* _Job_: Give the data again, word for word.

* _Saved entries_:

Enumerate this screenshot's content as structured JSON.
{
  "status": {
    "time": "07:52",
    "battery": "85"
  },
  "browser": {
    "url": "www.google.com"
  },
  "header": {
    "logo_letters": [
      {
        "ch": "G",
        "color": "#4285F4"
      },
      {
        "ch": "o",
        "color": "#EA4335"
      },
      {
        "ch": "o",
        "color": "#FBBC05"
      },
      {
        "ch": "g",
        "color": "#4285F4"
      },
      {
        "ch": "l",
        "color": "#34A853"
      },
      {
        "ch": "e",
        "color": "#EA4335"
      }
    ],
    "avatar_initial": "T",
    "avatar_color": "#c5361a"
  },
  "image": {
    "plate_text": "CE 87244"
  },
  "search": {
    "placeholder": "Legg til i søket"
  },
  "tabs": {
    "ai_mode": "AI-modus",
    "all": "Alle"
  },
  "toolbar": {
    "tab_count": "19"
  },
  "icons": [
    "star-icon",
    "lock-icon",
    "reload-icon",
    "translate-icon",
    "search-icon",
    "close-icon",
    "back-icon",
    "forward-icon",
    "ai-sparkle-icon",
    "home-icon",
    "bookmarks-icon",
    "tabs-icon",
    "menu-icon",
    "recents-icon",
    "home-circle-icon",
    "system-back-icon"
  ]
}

* _Task answer_:
Enumerate this screenshot's content as structured JSON.
{
  "status": {
    "time": "07:52",
    "battery": "85"
  },
  "browser": {
    "url": "www.google.com"
  },
  "header": {
    "logo_letters": [
      {
        "ch": "G",
        "color": "#4285F4"
      },
      {
        "ch": "o",
        "color": "#EA4335"
      },
      {
        "ch": "o",
        "color": "#FBBC05"
      },
      {
        "ch": "g",
        "color": "#4285F4"
      },
      {
        "ch": "l",
        "color": "#34A853"
      },
      {
        "ch": "e",
        "color": "#EA4335"
      }
    ],
    "avatar_initial": "T",
    "avatar_color": "#c5361a"
  },
  "image": {
    "plate_text": "CE 87244"
  },
  "search": {
    "placeholder": "Legg til i søket"
  },
  "tabs": {
    "ai_mode": "AI-modus",
    "all": "Alle"
  },
  "toolbar": {
    "tab_count": "19"
  },
  "icons": [
    "star-icon",
    "lock-icon",
    "reload-icon",
    "translate-icon",
    "search-icon",
    "close-icon",
    "back-icon",
    "forward-icon",
    "ai-sparkle-icon",
    "home-icon",
    "bookmarks-icon",
    "tabs-icon",
    "menu-icon",
    "recents-icon",
    "home-circle-icon",
    "system-back-icon"
  ]
}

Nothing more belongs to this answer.